--- START Listed records ---

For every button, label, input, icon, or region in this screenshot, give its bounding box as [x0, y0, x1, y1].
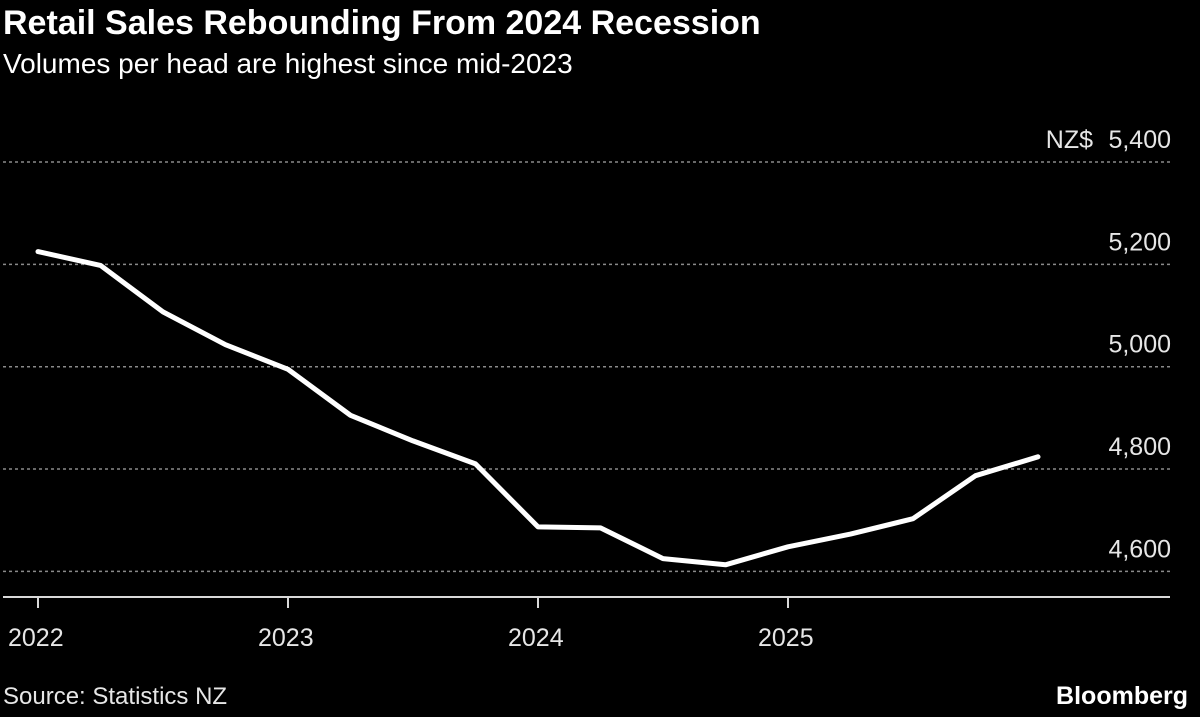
y-tick-label-5200: 5,200: [1108, 228, 1171, 256]
x-tick-label-2024: 2024: [508, 624, 564, 652]
y-tick-label-4600: 4,600: [1108, 535, 1171, 563]
series-layer: [35, 249, 1041, 568]
x-tick-label-2025: 2025: [758, 624, 814, 652]
y-tick-label-4800: 4,800: [1108, 433, 1171, 461]
chart-title: Retail Sales Rebounding From 2024 Recess…: [3, 4, 761, 42]
x-tick-label-2023: 2023: [258, 624, 314, 652]
x-axis-ticks: 2022 2023 2024 2025: [8, 597, 814, 652]
y-tick-label-5000: 5,000: [1108, 331, 1171, 359]
chart-subtitle: Volumes per head are highest since mid-2…: [3, 48, 573, 79]
y-axis-unit-label: NZ$: [1046, 126, 1093, 154]
source-note: Source: Statistics NZ: [3, 683, 228, 710]
y-tick-label-5400: 5,400: [1108, 126, 1171, 154]
bloomberg-logo: Bloomberg: [1056, 682, 1188, 710]
y-axis-labels: NZ$ 4,600 4,800 5,000 5,200 5,400: [1046, 126, 1171, 563]
x-tick-label-2022: 2022: [8, 624, 64, 652]
grid-layer: [3, 161, 1170, 573]
series-line-0: [35, 249, 1041, 568]
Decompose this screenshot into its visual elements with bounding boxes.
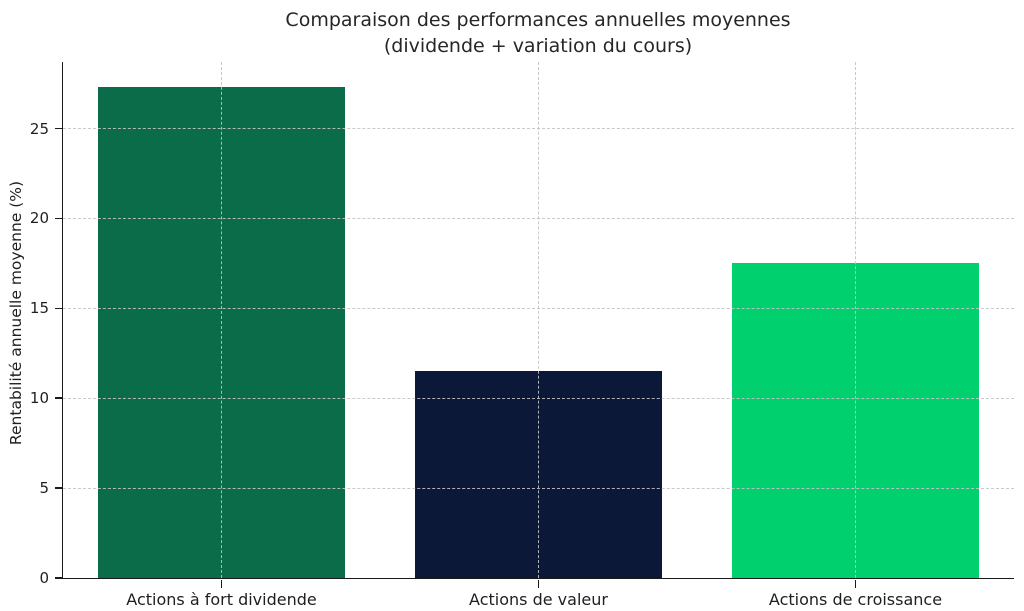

--- END Listed records ---

Directions for this task → Could you write out these lines again with each "screenshot" swapped for "chart", changing nothing else and leaving out the pictures?

The response →
For every button, label, input, icon, or region in this chart, give its bounding box as [x0, y0, x1, y1].
y-tick-label-5200: 5,200: [1108, 228, 1171, 256]
x-tick-label-2024: 2024: [508, 624, 564, 652]
y-tick-label-4600: 4,600: [1108, 535, 1171, 563]
series-layer: [35, 249, 1041, 568]
x-tick-label-2025: 2025: [758, 624, 814, 652]
y-tick-label-4800: 4,800: [1108, 433, 1171, 461]
chart-title: Retail Sales Rebounding From 2024 Recess…: [3, 4, 761, 42]
x-tick-label-2023: 2023: [258, 624, 314, 652]
x-axis-ticks: 2022 2023 2024 2025: [8, 597, 814, 652]
y-tick-label-5000: 5,000: [1108, 331, 1171, 359]
chart-subtitle: Volumes per head are highest since mid-2…: [3, 48, 573, 79]
y-axis-unit-label: NZ$: [1046, 126, 1093, 154]
source-note: Source: Statistics NZ: [3, 683, 228, 710]
y-tick-label-5400: 5,400: [1108, 126, 1171, 154]
bloomberg-logo: Bloomberg: [1056, 682, 1188, 710]
y-axis-labels: NZ$ 4,600 4,800 5,000 5,200 5,400: [1046, 126, 1171, 563]
x-tick-label-2022: 2022: [8, 624, 64, 652]
grid-layer: [3, 161, 1170, 573]
series-line-0: [35, 249, 1041, 568]
Decompose this chart into its visual elements with bounding boxes.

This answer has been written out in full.